● Problem description
Copy the listing word for word, from its first line down to and including the line that contains "legend-label: Invertebrados xyxy=(374,474,478,490)".

# Start of Material shown

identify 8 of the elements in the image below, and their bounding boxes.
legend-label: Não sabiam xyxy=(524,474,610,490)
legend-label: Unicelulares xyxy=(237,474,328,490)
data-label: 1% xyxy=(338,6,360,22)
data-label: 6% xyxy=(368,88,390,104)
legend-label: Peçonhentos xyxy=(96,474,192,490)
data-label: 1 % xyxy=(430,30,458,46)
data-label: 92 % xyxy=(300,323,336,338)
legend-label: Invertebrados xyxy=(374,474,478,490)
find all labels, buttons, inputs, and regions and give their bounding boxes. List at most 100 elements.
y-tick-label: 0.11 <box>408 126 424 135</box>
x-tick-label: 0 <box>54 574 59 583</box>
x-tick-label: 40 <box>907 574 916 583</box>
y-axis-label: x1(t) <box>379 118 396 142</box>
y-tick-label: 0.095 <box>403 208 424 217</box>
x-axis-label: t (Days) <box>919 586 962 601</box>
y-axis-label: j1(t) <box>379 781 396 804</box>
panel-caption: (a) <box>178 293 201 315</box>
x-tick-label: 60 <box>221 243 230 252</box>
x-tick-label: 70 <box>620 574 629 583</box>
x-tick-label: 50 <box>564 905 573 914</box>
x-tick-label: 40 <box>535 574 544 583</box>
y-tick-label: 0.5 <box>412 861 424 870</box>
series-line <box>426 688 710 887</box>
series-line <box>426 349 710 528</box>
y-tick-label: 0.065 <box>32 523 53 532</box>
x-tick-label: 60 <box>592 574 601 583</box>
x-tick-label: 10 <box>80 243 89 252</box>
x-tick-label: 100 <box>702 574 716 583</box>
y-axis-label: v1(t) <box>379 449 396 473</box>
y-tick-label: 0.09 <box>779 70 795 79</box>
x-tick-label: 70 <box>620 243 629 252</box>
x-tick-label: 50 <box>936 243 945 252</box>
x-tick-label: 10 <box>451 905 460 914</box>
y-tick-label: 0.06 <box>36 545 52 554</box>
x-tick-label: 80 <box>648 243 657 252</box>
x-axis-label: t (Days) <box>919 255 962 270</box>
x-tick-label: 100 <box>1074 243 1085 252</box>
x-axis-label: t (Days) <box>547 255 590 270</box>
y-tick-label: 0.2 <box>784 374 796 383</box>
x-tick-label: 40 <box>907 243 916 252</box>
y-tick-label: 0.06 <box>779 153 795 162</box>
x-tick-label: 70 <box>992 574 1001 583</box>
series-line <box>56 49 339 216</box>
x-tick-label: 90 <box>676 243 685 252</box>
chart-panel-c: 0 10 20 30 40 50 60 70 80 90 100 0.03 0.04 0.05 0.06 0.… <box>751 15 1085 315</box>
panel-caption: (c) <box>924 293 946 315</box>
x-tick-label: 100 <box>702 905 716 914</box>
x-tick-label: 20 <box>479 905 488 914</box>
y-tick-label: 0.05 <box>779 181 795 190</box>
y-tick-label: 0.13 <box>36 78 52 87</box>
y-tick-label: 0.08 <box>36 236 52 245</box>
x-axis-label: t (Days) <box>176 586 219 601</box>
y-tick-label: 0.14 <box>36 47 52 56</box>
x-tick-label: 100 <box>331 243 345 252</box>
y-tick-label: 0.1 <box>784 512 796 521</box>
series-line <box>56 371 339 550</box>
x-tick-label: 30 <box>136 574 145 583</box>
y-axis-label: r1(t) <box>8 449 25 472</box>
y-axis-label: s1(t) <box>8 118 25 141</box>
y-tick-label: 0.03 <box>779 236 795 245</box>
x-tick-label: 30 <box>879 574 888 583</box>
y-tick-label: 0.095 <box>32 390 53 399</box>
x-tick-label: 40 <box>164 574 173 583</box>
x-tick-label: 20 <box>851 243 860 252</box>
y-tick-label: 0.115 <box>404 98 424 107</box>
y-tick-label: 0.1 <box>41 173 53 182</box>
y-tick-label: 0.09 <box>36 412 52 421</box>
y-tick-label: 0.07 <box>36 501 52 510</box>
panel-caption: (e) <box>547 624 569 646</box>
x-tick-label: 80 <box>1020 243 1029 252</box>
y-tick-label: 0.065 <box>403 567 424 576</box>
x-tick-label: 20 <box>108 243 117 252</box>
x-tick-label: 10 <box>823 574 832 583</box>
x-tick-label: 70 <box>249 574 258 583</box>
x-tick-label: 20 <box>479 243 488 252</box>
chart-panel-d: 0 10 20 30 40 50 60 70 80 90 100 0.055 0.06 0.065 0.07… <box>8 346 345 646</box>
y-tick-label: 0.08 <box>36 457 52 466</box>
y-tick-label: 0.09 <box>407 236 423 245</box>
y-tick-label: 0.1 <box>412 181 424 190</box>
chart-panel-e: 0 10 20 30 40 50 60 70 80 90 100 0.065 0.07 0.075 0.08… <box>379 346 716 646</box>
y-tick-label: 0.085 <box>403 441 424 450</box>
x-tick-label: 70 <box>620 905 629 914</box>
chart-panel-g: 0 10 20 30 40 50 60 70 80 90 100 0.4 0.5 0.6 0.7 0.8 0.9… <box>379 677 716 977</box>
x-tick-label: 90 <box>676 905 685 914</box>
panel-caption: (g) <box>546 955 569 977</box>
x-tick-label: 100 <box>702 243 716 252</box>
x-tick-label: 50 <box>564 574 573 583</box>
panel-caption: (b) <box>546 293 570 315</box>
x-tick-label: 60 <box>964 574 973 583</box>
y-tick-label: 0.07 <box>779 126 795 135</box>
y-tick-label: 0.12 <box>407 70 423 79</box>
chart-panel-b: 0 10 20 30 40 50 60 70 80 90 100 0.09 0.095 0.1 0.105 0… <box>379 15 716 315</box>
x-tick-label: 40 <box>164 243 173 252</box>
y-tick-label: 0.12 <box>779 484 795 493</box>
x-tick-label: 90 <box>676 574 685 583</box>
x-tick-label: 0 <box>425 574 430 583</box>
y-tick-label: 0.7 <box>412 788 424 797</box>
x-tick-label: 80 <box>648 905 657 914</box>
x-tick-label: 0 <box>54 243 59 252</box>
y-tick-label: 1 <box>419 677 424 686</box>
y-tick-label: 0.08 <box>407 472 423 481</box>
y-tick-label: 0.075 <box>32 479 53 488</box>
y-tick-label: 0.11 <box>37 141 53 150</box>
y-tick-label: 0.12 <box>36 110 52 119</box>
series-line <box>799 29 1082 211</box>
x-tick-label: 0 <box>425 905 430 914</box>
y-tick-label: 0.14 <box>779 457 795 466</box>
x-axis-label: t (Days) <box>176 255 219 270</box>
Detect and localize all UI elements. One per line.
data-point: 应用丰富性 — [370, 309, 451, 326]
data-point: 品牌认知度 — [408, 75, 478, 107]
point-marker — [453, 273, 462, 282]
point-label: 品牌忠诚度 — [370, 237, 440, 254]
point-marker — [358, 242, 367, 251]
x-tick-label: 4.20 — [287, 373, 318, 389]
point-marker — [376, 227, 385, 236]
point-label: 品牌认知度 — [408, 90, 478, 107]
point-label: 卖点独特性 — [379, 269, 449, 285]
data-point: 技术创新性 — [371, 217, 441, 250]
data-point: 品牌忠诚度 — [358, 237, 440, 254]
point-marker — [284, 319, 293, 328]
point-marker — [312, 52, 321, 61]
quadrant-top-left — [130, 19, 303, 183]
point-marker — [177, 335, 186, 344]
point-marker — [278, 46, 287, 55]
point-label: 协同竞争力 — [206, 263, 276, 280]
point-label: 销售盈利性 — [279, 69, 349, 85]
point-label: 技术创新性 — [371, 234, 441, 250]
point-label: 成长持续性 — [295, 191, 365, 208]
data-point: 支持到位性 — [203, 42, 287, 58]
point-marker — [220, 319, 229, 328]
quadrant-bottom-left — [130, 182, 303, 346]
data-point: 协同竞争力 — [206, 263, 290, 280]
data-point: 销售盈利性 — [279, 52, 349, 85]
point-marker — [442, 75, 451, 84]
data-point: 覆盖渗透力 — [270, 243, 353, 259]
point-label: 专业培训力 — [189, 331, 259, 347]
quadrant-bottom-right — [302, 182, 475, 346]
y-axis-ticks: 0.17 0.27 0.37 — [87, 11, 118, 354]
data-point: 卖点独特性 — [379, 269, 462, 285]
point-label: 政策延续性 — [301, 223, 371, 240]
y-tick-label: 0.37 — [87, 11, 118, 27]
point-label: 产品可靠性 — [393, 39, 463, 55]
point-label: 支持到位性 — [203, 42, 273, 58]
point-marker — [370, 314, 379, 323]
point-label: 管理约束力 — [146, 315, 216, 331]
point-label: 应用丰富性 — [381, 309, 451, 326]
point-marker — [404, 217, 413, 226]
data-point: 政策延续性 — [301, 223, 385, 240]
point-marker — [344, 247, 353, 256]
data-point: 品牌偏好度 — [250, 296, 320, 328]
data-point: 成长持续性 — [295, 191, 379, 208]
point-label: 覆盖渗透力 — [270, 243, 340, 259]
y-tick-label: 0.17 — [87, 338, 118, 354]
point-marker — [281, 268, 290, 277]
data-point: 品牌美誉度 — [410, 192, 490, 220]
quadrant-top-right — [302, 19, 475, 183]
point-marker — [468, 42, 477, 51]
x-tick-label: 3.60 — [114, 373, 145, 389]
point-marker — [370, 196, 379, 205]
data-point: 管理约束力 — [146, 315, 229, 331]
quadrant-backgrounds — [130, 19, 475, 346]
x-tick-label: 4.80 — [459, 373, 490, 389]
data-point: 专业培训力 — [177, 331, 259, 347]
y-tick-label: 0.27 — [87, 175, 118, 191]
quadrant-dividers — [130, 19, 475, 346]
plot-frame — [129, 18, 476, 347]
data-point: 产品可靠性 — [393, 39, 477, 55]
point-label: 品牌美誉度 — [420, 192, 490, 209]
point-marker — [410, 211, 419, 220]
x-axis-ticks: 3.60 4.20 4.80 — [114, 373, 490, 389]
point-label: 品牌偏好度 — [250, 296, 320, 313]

# End of Material shown

● The output
identify 8 of the elements in the image below, and their bounding boxes.
legend-label: Não sabiam xyxy=(524,474,610,490)
legend-label: Unicelulares xyxy=(237,474,328,490)
data-label: 1% xyxy=(338,6,360,22)
data-label: 6% xyxy=(368,88,390,104)
legend-label: Peçonhentos xyxy=(96,474,192,490)
data-label: 1 % xyxy=(430,30,458,46)
data-label: 92 % xyxy=(300,323,336,338)
legend-label: Invertebrados xyxy=(374,474,478,490)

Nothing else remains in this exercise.